Data for the task.
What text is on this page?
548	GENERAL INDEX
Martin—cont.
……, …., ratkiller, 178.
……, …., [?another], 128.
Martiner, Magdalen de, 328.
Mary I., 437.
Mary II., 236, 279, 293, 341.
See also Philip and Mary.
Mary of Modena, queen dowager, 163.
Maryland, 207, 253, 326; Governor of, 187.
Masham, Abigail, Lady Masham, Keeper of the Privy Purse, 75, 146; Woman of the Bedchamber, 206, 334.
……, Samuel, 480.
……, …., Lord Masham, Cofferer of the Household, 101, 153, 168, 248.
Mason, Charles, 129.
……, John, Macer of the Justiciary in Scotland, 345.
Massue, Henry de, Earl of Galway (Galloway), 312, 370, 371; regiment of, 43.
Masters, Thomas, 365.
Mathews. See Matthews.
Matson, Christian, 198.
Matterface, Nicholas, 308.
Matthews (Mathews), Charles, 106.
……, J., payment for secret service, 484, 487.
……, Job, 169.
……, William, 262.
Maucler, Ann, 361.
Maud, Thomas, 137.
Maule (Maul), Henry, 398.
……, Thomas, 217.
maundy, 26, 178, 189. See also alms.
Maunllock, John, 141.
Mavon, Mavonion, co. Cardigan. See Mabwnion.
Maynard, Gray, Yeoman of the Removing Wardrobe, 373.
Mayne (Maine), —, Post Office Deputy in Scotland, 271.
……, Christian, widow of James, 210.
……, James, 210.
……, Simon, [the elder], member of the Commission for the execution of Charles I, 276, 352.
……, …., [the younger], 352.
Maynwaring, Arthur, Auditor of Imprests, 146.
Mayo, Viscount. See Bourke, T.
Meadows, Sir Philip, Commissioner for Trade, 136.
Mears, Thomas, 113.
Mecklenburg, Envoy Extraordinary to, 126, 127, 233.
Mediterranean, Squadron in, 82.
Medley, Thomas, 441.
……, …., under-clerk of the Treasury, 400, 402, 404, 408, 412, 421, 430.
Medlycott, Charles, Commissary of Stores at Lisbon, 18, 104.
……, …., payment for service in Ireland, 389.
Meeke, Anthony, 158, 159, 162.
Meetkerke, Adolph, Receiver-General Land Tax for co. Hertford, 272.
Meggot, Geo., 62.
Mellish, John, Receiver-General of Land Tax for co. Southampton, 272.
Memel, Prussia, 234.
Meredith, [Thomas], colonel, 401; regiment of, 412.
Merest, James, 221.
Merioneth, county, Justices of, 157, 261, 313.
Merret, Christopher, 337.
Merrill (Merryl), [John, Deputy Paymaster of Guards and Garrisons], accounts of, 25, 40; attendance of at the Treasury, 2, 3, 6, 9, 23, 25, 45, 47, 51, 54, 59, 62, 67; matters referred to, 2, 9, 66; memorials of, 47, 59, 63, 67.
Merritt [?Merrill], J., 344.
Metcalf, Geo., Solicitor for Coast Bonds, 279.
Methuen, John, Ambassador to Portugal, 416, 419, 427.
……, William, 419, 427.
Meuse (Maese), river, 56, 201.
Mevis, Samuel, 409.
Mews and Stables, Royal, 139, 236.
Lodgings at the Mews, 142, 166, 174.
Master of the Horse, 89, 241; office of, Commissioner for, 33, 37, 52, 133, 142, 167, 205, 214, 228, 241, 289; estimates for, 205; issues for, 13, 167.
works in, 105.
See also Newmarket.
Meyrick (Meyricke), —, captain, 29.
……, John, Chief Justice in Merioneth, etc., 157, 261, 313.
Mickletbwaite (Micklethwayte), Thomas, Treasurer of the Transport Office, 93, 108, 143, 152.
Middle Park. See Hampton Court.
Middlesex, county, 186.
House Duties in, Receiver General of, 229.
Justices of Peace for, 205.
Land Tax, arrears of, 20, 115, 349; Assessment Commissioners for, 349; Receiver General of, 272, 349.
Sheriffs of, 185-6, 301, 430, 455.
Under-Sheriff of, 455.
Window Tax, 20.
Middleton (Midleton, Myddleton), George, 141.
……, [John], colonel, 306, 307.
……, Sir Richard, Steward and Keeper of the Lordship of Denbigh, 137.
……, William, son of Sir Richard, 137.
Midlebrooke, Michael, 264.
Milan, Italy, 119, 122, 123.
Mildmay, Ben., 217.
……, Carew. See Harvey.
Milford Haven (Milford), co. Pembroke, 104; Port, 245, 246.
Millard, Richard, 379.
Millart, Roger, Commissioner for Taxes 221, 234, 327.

Request.
From the material given, work out how many lines hold the string "regiment"; state that number and nothing further.

Complete output.
2